Set down the full listing exactly as given. Any pictures are to be left out.

§ §

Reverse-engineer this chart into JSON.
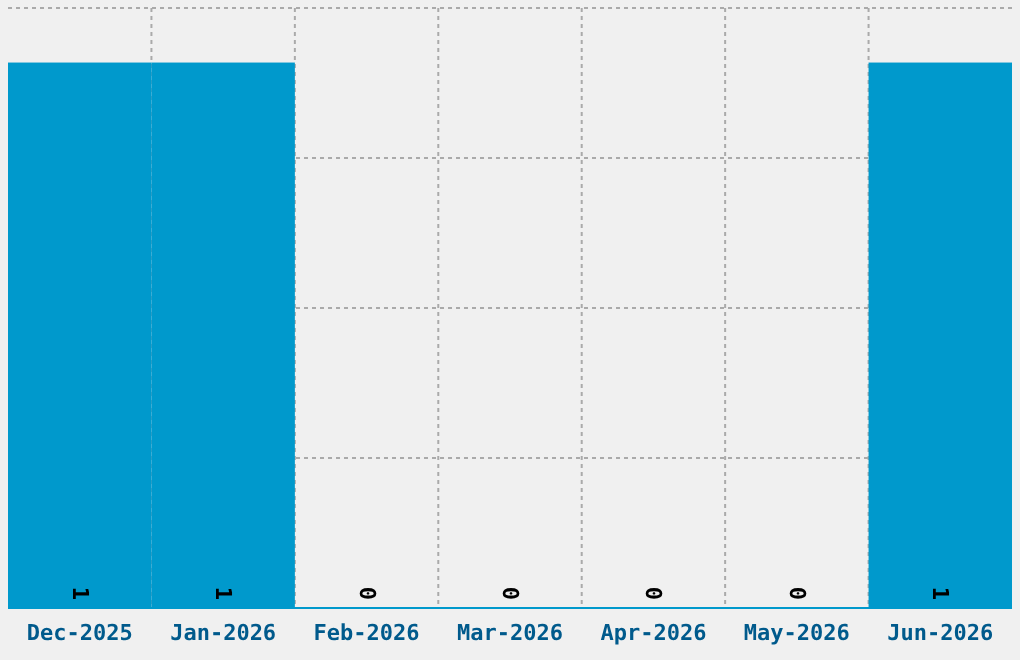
{
  "chart_data": {
    "type": "bar",
    "categories": [
      "Dec-2025",
      "Jan-2026",
      "Feb-2026",
      "Mar-2026",
      "Apr-2026",
      "May-2026",
      "Jun-2026"
    ],
    "values": [
      1,
      1,
      0,
      0,
      0,
      0,
      1
    ],
    "color": "#0099cc",
    "data_labels": true,
    "ylim": [
      0,
      1.1
    ],
    "yticks": [
      {
        "value": 0.275,
        "label": null
      },
      {
        "value": 0.55,
        "label": null
      },
      {
        "value": 0.825,
        "label": null
      },
      {
        "value": 1.1,
        "label": null
      }
    ],
    "tick_labels": "x",
    "grid": true
  }
}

§ §

_Expected answer_:
Reverse-engineer this chart into JSON.
{
  "chart_data": {
    "type": "bar",
    "categories": [
      "Dec-2025",
      "Jan-2026",
      "Feb-2026",
      "Mar-2026",
      "Apr-2026",
      "May-2026",
      "Jun-2026"
    ],
    "values": [
      1,
      1,
      0,
      0,
      0,
      0,
      1
    ],
    "color": "#0099cc",
    "data_labels": true,
    "ylim": [
      0,
      1.1
    ],
    "yticks": [
      {
        "value": 0.275,
        "label": null
      },
      {
        "value": 0.55,
        "label": null
      },
      {
        "value": 0.825,
        "label": null
      },
      {
        "value": 1.1,
        "label": null
      }
    ],
    "tick_labels": "x",
    "grid": true
  }
}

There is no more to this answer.